*** Task input

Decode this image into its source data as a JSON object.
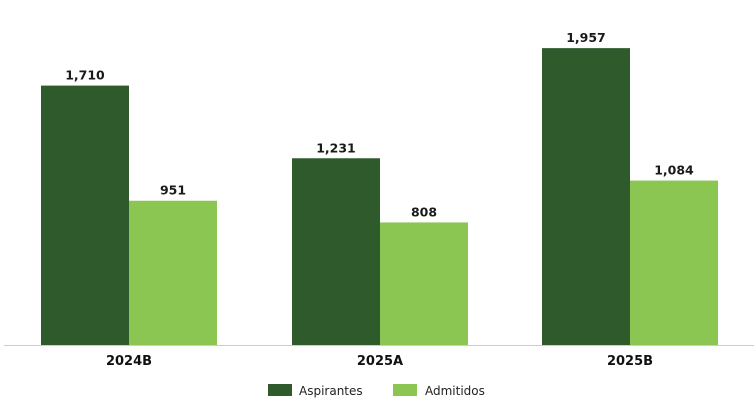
{
  "chart_data": {
    "type": "bar",
    "title": "",
    "xlabel": "",
    "ylabel": "",
    "categories": [
      "2024B",
      "2025A",
      "2025B"
    ],
    "series": [
      {
        "name": "Aspirantes",
        "color": "#2e5a2c",
        "values": [
          1710,
          1231,
          1957
        ]
      },
      {
        "name": "Admitidos",
        "color": "#8bc653",
        "values": [
          951,
          808,
          1084
        ]
      }
    ],
    "value_labels": [
      [
        "1,710",
        "1,231",
        "1,957"
      ],
      [
        "951",
        "808",
        "1,084"
      ]
    ],
    "ylim": [
      0,
      2000
    ],
    "grid": false,
    "legend_position": "bottom-center",
    "axis_color": "#cccccc"
  }
}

******

Problem requirements
Set every line down exactly as written, leaving each picture out.

Result for this task
Decode this image into its source data as a JSON object.
{
  "chart_data": {
    "type": "bar",
    "title": "",
    "xlabel": "",
    "ylabel": "",
    "categories": [
      "2024B",
      "2025A",
      "2025B"
    ],
    "series": [
      {
        "name": "Aspirantes",
        "color": "#2e5a2c",
        "values": [
          1710,
          1231,
          1957
        ]
      },
      {
        "name": "Admitidos",
        "color": "#8bc653",
        "values": [
          951,
          808,
          1084
        ]
      }
    ],
    "value_labels": [
      [
        "1,710",
        "1,231",
        "1,957"
      ],
      [
        "951",
        "808",
        "1,084"
      ]
    ],
    "ylim": [
      0,
      2000
    ],
    "grid": false,
    "legend_position": "bottom-center",
    "axis_color": "#cccccc"
  }
}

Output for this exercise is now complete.